(Instructions for the task): Look through the records that follow. Copy every line containing the word "잡으려면".

(Records from a data source)
+---+

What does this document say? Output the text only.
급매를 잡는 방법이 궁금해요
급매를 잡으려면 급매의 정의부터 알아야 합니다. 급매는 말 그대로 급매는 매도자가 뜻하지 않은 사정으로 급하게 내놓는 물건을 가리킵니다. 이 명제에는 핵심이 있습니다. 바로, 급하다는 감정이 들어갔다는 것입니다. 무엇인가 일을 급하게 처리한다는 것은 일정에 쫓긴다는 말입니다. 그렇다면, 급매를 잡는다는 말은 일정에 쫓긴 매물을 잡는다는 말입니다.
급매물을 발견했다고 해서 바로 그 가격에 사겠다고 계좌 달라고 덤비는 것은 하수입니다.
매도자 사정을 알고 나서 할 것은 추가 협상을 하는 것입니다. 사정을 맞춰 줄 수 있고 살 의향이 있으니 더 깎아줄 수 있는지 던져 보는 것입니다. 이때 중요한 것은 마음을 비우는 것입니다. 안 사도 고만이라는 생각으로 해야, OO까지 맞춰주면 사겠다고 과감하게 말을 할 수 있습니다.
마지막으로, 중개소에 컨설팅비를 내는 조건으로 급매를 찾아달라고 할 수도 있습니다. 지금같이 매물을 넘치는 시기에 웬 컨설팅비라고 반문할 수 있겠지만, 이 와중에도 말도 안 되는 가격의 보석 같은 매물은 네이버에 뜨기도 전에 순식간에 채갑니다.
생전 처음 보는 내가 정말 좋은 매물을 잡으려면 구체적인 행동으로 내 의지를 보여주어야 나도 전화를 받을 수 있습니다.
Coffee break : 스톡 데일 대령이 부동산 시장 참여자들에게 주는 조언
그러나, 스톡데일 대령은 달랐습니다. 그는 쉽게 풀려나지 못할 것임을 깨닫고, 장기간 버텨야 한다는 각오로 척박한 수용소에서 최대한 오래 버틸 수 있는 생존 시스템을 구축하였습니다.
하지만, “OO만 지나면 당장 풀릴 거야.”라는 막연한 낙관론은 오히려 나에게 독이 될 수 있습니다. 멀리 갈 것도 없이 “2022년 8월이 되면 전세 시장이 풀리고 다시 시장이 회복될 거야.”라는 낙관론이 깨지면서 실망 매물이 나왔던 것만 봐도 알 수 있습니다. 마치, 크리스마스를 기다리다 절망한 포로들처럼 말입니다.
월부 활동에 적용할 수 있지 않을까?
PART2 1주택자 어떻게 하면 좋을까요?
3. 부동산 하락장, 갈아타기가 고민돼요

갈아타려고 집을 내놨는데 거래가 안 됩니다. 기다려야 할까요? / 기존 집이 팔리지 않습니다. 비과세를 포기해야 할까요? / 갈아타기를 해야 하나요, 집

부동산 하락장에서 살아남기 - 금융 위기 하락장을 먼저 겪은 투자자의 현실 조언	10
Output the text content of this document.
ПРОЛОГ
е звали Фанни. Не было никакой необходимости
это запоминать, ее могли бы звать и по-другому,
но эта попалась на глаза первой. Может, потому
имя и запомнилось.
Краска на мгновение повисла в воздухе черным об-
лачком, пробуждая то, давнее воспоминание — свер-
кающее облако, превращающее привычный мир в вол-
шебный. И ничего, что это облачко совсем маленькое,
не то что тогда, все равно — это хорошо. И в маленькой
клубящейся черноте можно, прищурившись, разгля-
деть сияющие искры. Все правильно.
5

+---+

(Answer to this task):
급매를 잡으려면 급매의 정의부터 알아야 합니다. 급매는 말 그대로 급매는 매도자가 뜻하지 않은 사정으로 급하게 내놓는 물건을 가리킵니다. 이 명제에는 핵심이 있습니다. 바로, 급하다는 감정이 들어갔다는 것입니다. 무엇인가 일을 급하게 처리한다는 것은 일정에 쫓긴다는 말입니다. 그렇다면, 급매를 잡는다는 말은 일정에 쫓긴 매물을 잡는다는 말입니다.
생전 처음 보는 내가 정말 좋은 매물을 잡으려면 구체적인 행동으로 내 의지를 보여주어야 나도 전화를 받을 수 있습니다.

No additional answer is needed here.